Given task >> Say how many lines contain the word "Jayme" and give no other text.

━━━━━ Exercise inputs ━━━━━

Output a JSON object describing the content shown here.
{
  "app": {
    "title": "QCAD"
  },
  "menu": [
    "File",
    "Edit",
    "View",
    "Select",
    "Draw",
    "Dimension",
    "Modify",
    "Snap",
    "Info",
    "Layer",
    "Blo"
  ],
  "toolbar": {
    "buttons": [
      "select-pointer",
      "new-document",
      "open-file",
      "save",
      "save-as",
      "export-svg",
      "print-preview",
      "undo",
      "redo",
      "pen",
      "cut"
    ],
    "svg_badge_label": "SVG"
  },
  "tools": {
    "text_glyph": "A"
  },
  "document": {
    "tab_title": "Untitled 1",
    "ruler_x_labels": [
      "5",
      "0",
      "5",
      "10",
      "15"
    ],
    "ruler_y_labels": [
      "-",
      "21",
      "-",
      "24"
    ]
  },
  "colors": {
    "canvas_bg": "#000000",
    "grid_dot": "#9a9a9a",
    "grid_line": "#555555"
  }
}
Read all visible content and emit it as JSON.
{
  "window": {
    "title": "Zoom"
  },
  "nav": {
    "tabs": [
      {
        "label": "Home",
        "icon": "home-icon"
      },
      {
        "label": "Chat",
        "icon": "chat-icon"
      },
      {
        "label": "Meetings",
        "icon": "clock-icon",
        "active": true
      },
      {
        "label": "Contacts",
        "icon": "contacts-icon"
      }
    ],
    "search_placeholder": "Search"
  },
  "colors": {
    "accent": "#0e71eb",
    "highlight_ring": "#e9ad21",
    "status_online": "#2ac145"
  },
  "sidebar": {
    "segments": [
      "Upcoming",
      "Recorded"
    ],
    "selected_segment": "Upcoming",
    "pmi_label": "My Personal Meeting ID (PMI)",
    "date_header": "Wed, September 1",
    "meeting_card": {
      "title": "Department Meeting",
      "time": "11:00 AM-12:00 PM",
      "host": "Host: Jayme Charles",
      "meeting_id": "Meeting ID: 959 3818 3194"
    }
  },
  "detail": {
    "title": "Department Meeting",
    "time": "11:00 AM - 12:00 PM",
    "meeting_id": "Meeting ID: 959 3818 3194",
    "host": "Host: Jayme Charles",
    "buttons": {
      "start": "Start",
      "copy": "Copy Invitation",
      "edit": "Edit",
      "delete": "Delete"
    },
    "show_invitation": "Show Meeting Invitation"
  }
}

━━━━━

Task solution >> 2